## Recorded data

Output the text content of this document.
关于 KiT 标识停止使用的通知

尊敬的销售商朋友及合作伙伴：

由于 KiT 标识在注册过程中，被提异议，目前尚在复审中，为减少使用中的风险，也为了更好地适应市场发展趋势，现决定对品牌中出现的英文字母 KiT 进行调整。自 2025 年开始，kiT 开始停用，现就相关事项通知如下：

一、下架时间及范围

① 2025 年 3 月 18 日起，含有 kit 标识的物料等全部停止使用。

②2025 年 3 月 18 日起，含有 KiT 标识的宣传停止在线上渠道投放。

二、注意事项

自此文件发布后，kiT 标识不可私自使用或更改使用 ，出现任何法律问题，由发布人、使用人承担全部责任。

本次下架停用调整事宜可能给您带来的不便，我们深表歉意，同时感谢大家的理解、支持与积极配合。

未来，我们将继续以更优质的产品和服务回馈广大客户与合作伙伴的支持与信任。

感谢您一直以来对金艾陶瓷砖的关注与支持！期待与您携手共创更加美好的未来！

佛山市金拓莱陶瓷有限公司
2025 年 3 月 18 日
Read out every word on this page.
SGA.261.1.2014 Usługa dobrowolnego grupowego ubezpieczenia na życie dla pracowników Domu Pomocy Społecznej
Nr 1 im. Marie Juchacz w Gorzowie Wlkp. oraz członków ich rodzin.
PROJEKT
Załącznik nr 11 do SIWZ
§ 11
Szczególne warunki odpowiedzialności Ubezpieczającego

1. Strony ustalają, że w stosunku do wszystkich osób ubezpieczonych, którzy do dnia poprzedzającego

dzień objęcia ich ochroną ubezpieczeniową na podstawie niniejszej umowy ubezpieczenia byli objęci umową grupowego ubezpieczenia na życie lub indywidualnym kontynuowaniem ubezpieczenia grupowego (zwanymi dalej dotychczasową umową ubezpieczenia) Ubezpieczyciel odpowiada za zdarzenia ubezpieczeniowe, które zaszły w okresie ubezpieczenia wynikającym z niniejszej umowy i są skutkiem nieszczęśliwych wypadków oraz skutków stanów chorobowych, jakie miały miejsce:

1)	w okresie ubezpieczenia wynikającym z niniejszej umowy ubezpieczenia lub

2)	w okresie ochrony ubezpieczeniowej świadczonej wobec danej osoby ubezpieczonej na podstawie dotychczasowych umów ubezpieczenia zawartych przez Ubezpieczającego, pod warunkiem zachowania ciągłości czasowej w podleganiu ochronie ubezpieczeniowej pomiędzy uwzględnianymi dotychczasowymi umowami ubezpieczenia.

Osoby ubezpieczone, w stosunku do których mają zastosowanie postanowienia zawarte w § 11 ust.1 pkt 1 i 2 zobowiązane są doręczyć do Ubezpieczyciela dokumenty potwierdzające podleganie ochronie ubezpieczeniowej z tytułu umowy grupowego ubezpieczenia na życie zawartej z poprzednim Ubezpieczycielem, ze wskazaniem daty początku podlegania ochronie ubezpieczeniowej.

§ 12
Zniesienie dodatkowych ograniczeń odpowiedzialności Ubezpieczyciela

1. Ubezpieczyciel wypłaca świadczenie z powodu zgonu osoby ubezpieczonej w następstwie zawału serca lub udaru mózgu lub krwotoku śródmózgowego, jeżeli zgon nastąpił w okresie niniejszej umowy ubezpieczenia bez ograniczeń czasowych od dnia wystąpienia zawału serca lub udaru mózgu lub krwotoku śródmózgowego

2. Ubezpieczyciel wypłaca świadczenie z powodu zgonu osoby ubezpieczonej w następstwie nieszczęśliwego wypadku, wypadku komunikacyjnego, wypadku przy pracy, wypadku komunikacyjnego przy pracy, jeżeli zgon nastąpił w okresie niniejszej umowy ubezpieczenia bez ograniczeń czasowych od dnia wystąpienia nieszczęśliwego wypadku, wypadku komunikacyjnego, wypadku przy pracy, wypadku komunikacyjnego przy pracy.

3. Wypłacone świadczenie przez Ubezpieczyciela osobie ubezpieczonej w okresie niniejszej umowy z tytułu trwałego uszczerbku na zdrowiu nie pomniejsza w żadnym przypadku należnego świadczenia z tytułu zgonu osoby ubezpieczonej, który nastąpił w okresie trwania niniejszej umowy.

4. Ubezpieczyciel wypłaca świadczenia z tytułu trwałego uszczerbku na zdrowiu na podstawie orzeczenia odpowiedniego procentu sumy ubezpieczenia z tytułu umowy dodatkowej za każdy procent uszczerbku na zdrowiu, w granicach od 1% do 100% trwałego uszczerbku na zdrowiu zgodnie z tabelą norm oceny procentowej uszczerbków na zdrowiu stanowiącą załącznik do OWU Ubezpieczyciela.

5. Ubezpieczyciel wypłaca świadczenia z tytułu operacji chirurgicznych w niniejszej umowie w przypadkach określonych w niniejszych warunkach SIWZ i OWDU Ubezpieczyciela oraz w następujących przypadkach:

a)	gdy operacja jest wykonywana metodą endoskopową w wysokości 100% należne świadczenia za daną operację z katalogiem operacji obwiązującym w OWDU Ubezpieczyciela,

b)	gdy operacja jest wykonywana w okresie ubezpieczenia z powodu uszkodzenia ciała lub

---

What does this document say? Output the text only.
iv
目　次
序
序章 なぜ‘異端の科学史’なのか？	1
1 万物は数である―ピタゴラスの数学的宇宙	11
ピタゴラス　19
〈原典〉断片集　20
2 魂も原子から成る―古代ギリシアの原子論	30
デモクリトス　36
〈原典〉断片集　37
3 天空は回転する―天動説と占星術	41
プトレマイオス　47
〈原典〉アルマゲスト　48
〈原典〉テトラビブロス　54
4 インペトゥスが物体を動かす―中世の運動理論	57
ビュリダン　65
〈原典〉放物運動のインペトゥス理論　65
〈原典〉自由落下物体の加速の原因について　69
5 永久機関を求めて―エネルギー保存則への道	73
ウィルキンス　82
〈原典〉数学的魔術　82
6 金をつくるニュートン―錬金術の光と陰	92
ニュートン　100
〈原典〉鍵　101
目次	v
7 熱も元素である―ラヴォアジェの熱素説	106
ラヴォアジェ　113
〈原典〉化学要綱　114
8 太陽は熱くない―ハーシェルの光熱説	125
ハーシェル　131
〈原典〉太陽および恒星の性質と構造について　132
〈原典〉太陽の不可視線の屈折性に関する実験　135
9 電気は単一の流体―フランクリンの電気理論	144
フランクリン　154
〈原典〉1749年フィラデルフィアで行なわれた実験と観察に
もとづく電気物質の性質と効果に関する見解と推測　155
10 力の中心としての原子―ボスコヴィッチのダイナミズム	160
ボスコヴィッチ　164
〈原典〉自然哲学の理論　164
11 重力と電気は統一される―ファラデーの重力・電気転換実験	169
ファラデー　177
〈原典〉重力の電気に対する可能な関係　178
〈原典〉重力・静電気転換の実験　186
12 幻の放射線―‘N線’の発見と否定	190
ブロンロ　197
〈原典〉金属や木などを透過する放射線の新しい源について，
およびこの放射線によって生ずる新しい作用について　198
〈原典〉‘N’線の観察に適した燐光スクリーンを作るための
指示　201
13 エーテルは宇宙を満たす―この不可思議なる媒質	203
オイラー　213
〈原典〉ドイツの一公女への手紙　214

...

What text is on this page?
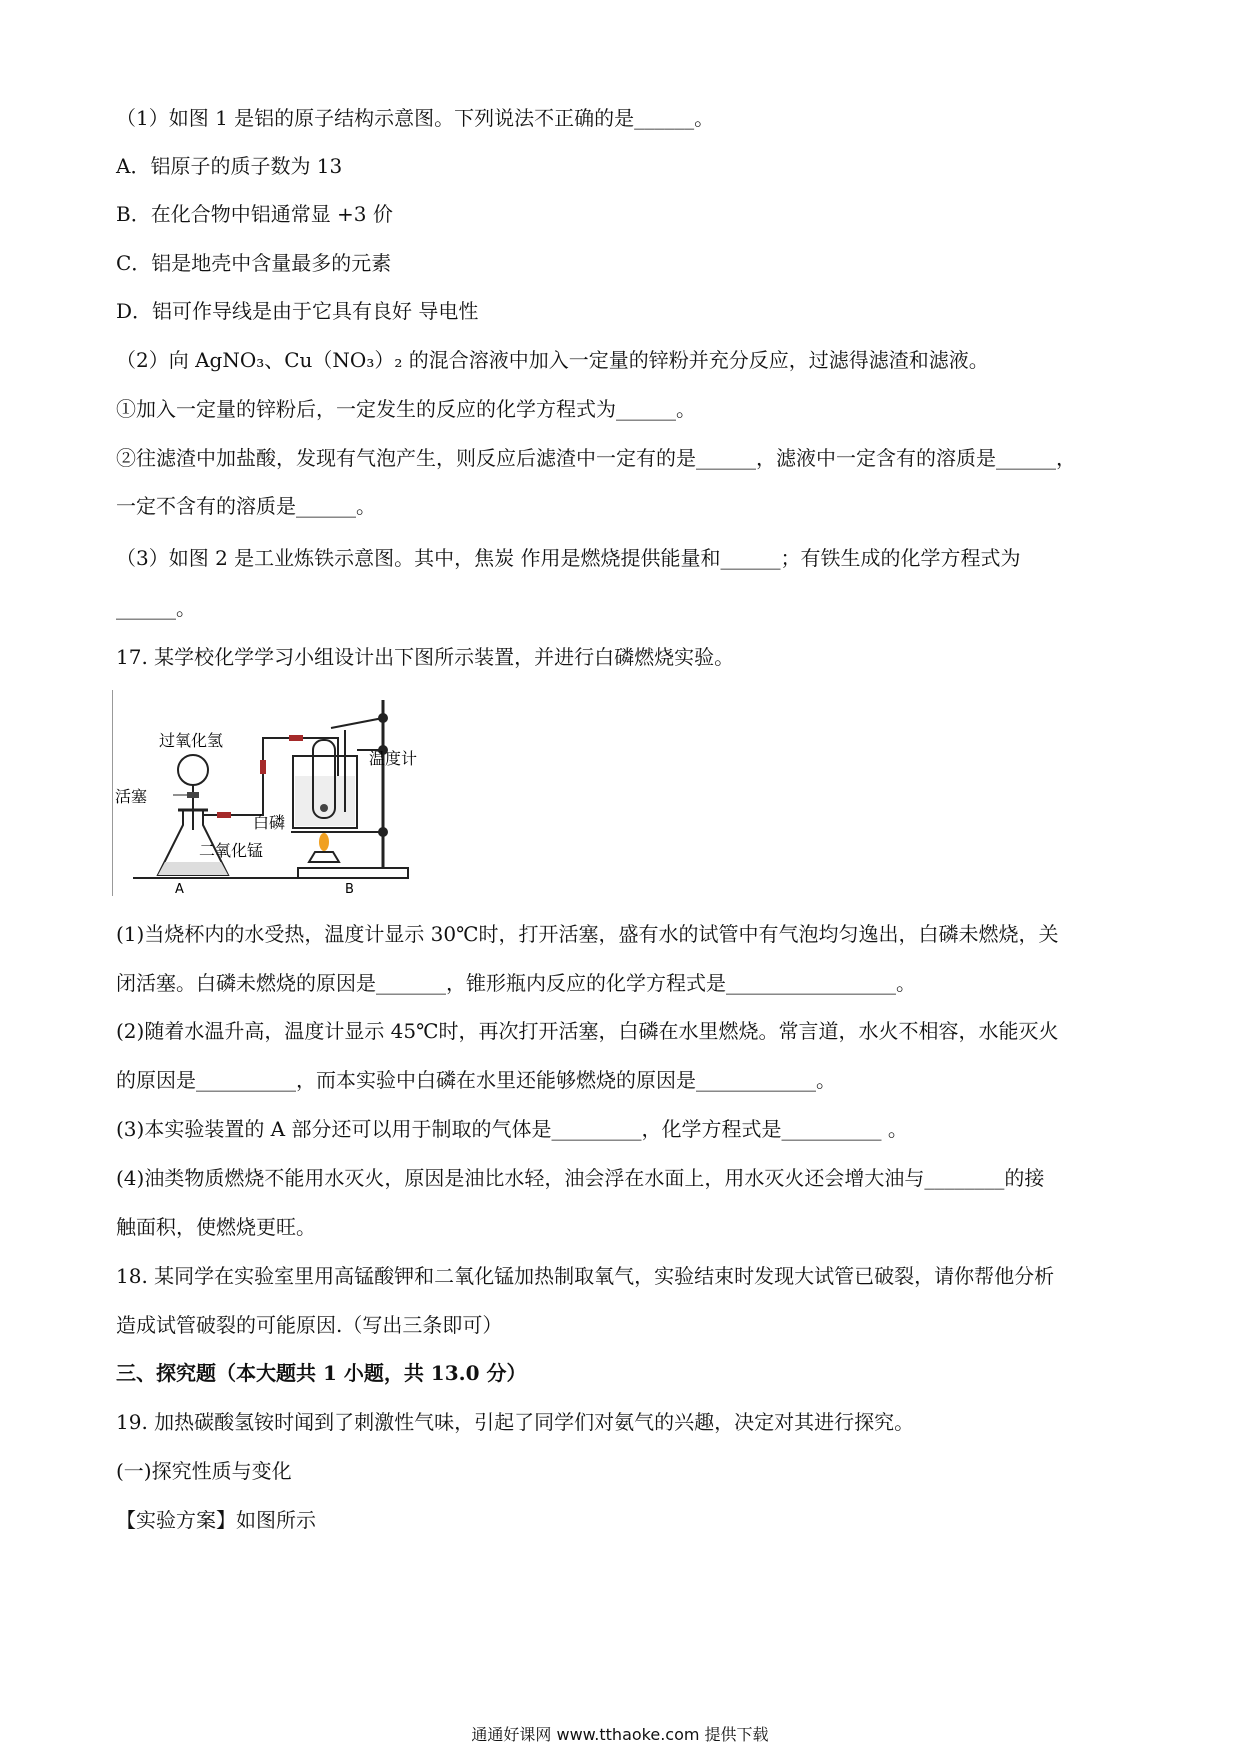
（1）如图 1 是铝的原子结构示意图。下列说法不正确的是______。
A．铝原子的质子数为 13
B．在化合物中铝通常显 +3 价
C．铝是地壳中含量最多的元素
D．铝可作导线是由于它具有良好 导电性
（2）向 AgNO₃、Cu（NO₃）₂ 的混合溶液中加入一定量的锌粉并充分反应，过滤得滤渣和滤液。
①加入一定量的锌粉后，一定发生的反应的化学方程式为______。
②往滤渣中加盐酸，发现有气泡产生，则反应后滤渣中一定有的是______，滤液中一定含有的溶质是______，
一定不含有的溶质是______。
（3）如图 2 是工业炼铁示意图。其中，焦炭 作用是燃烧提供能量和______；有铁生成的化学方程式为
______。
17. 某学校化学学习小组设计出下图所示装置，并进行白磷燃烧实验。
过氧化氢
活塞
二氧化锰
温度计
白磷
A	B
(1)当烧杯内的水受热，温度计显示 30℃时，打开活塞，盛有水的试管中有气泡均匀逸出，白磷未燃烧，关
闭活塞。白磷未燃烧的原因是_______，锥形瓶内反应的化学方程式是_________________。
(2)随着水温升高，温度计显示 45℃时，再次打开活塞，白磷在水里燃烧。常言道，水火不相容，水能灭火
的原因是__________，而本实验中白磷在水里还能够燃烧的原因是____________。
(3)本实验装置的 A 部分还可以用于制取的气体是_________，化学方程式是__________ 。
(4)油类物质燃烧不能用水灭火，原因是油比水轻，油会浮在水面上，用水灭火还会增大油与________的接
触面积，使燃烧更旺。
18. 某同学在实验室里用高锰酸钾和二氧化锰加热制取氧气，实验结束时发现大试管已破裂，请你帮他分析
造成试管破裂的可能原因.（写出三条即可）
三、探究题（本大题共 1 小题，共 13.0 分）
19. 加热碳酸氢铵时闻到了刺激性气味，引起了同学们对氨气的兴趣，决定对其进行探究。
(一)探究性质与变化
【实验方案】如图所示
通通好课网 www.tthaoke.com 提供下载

## What to produce
Across the data, tally the lines containing "przez" and give back the number alone.

## Finished exercise
2